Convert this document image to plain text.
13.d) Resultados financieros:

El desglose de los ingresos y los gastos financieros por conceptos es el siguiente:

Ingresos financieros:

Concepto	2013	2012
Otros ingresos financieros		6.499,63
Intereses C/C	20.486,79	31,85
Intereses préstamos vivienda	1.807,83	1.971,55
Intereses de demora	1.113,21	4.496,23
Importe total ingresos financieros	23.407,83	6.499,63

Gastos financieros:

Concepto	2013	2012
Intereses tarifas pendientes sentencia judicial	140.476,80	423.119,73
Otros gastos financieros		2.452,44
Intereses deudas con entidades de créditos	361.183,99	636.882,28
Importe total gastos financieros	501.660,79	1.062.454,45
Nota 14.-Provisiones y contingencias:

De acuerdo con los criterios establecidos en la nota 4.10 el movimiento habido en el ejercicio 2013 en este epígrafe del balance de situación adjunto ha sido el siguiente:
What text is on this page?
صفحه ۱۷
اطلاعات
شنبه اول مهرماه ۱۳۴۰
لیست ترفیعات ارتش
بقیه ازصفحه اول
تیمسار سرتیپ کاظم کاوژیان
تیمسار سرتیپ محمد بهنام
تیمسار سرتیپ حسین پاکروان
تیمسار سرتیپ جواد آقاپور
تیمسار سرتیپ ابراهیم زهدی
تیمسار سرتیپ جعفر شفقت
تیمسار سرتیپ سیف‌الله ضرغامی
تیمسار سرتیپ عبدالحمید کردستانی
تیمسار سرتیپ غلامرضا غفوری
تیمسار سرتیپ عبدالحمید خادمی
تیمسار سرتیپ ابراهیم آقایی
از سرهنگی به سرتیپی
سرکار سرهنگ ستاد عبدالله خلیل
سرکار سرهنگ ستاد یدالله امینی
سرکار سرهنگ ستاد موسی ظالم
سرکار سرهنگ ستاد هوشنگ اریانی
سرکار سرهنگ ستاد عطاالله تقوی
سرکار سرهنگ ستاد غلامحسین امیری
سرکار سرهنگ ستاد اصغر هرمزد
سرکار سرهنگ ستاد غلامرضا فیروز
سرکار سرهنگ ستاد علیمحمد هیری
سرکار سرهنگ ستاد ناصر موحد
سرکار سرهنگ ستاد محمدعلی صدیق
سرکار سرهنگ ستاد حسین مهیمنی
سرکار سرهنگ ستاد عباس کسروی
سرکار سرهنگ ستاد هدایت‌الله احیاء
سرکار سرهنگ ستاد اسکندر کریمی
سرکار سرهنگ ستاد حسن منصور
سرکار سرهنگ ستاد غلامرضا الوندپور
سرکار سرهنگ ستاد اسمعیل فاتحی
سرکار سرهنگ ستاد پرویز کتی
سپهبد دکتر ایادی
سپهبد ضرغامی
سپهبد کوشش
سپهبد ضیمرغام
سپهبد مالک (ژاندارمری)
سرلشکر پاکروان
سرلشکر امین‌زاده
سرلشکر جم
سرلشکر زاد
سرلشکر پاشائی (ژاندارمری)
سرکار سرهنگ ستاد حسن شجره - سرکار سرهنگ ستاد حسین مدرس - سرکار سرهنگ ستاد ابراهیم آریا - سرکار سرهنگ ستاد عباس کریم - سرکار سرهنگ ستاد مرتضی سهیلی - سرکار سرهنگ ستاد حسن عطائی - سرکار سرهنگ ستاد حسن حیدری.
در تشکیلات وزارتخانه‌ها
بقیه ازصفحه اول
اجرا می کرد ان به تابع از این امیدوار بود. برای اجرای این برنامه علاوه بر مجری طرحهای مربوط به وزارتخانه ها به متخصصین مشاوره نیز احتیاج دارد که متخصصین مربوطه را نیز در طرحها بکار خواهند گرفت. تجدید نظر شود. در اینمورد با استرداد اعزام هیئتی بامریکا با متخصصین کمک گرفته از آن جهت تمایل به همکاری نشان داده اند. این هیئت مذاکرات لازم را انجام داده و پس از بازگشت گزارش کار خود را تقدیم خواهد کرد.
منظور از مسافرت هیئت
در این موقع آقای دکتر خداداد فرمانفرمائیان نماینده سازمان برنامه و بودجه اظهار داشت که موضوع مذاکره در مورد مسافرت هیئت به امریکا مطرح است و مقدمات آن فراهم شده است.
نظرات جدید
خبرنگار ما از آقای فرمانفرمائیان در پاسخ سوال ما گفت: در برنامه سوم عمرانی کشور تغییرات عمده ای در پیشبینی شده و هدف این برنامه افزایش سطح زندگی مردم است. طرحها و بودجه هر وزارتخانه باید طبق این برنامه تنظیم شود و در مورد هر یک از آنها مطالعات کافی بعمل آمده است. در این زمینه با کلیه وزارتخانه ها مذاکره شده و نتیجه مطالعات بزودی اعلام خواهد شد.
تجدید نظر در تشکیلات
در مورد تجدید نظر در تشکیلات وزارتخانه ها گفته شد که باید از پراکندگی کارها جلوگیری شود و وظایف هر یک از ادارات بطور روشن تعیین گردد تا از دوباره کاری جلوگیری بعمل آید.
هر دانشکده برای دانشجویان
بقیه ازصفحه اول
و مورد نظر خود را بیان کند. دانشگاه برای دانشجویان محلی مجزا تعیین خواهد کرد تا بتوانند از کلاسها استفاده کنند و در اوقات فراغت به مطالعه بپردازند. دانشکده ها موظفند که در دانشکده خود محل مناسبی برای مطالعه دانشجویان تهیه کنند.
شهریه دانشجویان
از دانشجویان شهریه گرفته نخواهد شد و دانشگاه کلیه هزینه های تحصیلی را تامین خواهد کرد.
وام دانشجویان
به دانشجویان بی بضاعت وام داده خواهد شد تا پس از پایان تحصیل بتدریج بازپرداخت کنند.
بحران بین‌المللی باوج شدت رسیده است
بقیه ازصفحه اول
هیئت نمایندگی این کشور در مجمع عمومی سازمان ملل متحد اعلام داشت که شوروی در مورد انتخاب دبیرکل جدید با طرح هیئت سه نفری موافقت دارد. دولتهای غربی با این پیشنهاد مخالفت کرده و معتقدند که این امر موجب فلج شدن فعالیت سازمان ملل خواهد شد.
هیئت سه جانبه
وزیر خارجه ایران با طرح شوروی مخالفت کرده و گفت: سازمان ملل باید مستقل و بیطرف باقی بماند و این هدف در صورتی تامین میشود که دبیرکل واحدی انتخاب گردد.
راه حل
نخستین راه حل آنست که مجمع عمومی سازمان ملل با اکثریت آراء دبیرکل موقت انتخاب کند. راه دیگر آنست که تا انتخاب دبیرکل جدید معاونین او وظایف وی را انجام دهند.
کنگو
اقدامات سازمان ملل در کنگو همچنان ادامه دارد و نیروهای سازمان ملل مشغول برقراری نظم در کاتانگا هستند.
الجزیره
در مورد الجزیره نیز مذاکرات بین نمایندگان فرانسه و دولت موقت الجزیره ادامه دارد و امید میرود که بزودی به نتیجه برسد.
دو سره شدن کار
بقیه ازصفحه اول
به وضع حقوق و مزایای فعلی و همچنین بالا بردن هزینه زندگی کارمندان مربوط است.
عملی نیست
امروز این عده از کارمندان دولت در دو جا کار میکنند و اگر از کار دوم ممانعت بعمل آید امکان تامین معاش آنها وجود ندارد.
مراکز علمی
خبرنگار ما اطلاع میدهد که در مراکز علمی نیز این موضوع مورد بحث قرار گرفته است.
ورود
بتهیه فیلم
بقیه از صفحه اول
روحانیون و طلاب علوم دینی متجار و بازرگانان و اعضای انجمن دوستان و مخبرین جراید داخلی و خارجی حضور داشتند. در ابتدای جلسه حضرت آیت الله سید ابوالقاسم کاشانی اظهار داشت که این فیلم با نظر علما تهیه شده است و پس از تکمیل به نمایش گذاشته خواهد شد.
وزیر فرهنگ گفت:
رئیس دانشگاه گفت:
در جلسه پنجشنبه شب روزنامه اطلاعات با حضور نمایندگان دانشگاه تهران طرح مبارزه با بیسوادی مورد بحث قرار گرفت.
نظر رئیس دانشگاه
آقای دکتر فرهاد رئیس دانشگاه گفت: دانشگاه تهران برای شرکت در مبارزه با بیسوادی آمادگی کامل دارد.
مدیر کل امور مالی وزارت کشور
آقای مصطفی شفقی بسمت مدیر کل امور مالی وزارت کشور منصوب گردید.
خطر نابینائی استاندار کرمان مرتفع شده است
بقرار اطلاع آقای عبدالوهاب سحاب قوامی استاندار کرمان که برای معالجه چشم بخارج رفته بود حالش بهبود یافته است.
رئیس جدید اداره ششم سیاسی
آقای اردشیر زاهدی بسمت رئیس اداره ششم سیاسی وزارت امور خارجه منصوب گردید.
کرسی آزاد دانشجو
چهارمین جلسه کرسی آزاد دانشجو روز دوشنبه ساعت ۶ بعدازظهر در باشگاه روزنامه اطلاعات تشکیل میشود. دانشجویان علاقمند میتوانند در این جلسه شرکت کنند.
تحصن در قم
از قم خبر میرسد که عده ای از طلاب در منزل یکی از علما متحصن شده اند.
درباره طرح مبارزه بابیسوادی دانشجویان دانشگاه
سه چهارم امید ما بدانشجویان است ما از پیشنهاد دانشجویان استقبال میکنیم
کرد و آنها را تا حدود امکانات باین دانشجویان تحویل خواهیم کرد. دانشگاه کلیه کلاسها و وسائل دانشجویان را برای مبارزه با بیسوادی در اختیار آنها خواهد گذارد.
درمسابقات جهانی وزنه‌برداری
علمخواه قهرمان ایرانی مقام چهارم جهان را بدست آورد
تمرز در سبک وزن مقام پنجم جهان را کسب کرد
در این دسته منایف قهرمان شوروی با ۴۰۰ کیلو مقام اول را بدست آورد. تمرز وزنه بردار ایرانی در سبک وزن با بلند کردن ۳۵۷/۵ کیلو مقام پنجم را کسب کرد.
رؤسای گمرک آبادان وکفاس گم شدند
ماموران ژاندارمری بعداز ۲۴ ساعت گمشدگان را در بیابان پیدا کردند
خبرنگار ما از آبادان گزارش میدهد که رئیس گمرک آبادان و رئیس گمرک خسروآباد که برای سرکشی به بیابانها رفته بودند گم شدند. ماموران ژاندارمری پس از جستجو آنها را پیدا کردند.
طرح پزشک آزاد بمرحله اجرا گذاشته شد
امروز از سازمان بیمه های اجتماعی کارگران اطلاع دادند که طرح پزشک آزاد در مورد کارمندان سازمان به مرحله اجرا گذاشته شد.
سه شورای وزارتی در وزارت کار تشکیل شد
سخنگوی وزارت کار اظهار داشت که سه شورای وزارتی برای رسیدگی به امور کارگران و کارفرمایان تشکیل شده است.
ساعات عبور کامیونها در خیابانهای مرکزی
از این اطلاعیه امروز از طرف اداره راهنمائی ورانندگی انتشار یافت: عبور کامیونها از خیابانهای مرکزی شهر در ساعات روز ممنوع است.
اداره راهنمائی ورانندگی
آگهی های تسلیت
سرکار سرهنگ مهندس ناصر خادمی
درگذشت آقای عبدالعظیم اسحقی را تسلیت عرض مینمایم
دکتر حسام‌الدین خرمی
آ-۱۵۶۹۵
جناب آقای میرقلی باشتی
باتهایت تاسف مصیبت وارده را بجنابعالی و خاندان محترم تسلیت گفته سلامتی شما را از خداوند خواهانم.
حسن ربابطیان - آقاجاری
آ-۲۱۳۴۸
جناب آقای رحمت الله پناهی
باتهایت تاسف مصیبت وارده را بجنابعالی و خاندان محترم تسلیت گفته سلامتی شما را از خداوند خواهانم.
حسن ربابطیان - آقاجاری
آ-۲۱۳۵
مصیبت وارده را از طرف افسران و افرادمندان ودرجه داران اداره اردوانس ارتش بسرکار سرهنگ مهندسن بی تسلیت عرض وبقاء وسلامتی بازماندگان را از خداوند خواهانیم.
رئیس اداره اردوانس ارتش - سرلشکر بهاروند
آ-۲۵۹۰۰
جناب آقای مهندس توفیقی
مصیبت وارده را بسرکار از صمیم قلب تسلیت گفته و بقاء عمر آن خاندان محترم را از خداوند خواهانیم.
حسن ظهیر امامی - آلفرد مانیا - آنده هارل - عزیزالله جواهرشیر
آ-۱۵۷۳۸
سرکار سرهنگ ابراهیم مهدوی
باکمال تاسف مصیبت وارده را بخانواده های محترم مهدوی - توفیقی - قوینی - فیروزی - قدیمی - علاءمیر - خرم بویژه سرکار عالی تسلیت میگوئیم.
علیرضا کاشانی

Directions: Count each line where the string "آورد" occurs, and write only the number.

Exercise answer: 2